- **Exercise**: Only the number is wanted: how many lines of these entries contain the word "置酒共观之"?

- **Available data**:
■ ■ ■
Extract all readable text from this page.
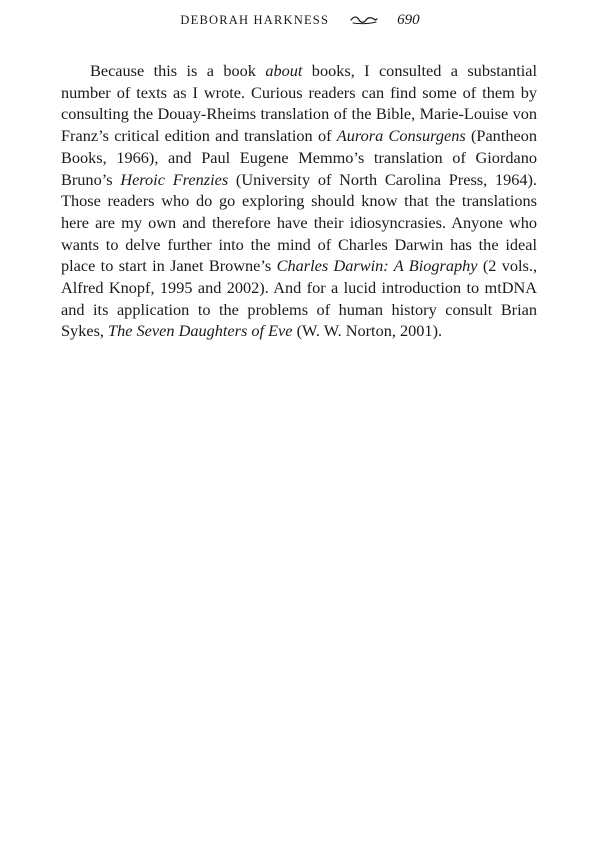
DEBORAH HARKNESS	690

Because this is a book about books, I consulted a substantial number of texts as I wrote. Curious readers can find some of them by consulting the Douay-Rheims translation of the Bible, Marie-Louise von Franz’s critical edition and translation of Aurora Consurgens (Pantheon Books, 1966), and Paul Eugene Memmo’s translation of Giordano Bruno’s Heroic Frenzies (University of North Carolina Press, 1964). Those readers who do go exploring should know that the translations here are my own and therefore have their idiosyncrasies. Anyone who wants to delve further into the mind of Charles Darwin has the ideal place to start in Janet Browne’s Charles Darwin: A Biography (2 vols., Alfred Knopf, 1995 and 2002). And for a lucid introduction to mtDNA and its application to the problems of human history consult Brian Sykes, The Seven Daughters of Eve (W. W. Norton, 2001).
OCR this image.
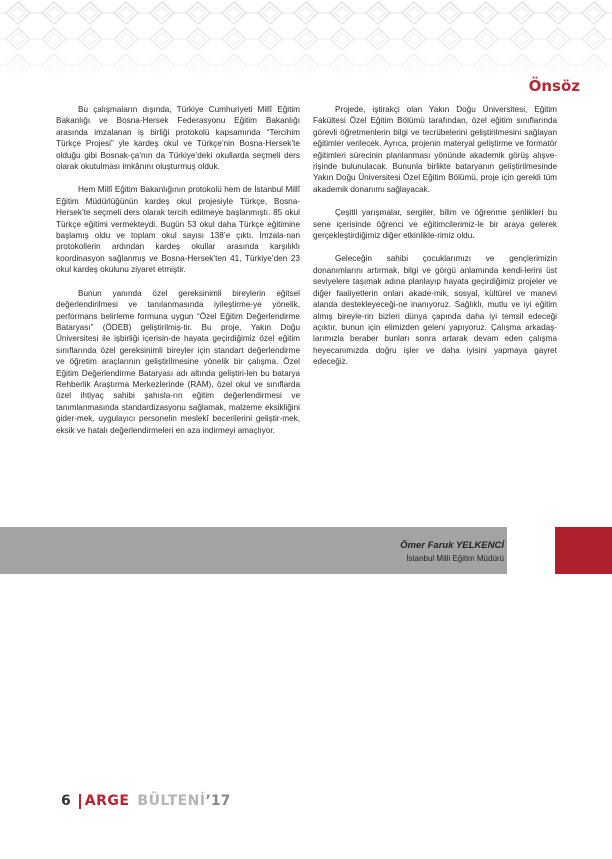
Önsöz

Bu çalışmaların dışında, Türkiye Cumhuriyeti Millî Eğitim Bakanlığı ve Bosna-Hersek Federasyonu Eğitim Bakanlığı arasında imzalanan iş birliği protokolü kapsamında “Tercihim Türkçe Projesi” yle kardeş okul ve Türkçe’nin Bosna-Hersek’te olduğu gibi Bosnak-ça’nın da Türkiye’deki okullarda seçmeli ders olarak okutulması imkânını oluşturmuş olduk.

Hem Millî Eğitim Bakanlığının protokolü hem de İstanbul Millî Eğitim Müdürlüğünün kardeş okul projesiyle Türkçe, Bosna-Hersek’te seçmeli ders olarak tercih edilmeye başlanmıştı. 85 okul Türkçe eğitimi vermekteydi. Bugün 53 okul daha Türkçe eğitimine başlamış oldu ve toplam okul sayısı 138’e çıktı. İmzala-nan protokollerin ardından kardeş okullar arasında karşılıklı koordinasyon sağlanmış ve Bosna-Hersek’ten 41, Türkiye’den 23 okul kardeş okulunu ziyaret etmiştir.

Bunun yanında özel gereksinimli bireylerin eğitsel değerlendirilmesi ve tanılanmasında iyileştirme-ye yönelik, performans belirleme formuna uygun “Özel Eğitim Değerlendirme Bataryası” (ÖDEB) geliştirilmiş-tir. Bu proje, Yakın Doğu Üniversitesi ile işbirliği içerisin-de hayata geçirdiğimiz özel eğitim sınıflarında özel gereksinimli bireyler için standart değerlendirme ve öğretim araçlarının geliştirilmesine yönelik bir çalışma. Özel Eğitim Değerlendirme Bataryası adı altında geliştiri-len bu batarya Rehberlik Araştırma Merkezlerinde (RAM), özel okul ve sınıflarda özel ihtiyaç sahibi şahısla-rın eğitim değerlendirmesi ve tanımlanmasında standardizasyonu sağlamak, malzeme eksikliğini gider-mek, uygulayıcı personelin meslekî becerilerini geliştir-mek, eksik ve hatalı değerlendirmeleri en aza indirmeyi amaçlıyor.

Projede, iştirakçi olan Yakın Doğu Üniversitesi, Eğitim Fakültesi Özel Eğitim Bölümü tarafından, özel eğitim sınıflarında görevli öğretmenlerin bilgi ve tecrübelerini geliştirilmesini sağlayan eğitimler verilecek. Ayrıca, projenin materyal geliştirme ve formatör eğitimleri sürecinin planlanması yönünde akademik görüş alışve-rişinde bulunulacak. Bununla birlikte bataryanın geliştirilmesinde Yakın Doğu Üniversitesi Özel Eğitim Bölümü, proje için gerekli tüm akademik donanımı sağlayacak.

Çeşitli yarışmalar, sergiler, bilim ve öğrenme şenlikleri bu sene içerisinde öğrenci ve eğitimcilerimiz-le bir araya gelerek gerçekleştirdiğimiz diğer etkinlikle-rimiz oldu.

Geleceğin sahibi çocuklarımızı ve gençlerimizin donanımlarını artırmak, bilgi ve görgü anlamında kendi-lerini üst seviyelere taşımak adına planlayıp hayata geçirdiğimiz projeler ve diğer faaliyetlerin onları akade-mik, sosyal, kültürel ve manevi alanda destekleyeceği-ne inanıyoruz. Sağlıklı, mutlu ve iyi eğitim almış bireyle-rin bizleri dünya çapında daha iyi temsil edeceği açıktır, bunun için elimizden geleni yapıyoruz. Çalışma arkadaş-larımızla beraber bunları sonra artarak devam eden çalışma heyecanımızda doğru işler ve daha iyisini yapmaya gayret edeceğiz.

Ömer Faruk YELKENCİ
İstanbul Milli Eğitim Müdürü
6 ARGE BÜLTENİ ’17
■ ■ ■
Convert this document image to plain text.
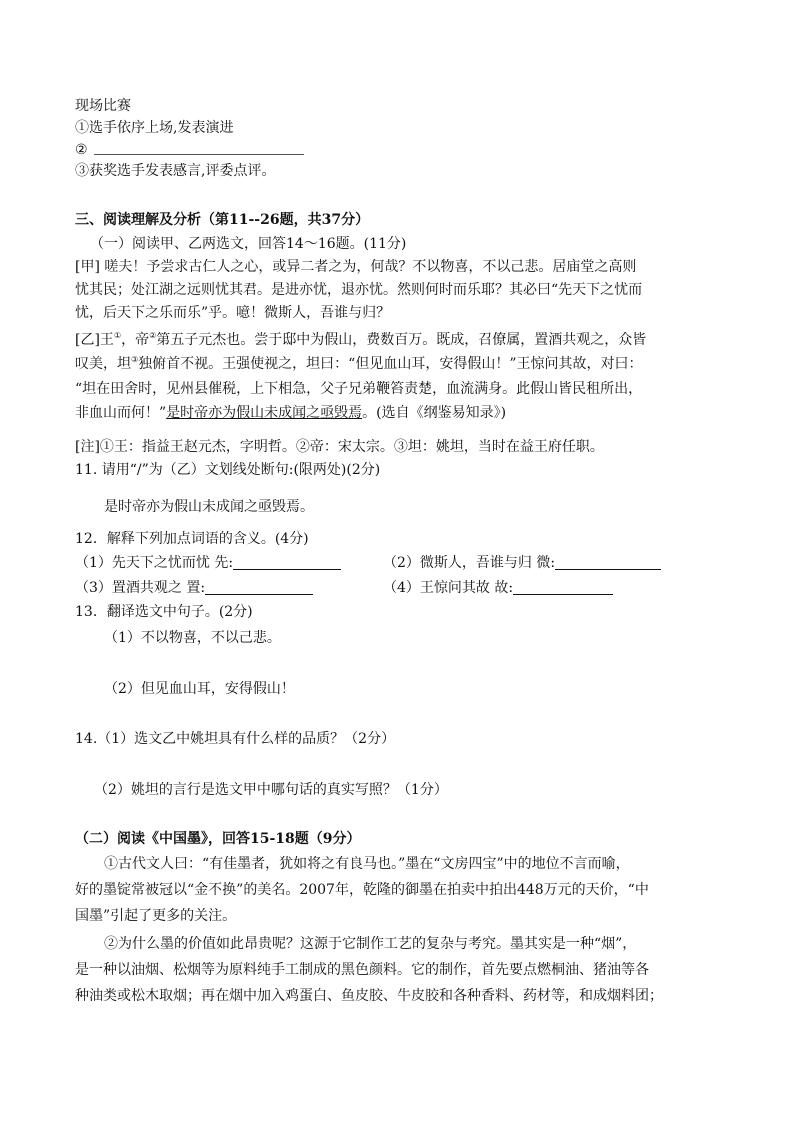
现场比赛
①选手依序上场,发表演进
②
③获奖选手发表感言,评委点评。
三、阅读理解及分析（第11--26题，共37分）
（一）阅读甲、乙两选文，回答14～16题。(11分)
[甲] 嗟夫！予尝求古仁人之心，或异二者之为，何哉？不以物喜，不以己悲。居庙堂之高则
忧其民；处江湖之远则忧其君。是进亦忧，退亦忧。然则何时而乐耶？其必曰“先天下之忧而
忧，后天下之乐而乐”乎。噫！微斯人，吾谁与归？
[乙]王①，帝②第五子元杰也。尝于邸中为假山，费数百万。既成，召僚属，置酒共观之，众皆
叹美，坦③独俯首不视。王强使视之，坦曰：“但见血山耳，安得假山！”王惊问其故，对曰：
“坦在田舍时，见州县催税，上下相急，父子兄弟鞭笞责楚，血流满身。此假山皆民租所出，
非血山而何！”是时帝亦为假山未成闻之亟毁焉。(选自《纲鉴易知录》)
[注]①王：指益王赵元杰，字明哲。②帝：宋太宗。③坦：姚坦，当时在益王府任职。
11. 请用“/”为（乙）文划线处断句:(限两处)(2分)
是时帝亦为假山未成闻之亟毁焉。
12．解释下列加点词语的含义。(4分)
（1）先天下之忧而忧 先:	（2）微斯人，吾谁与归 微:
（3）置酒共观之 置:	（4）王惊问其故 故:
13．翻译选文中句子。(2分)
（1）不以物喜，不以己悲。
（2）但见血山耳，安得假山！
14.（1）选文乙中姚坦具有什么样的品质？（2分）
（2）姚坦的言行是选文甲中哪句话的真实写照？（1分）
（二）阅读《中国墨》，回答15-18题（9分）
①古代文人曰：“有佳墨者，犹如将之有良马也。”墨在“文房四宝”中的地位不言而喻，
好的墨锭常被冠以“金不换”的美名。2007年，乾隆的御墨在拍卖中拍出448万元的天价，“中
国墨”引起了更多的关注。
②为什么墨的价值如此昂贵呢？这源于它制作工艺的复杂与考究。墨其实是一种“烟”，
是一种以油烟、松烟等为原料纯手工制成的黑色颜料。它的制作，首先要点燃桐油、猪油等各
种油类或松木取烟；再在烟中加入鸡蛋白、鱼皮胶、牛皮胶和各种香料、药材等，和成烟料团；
■ ■ ■
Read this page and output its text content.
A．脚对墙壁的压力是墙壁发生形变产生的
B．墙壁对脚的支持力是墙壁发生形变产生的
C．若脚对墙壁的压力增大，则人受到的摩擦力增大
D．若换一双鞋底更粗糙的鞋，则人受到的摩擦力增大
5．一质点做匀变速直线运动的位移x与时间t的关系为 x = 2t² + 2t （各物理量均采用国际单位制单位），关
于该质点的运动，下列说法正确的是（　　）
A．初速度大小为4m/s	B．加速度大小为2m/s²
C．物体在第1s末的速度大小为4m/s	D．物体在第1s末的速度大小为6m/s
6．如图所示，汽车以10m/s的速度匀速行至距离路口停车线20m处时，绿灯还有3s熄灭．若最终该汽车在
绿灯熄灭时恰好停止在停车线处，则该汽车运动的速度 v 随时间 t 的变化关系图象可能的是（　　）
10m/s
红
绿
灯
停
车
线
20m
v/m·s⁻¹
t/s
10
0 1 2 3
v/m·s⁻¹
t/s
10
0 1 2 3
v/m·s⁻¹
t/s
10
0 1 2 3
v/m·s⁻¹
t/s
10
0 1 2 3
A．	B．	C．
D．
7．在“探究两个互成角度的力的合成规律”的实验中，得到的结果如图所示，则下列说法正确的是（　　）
■ ■ ■
- **Full output**: 2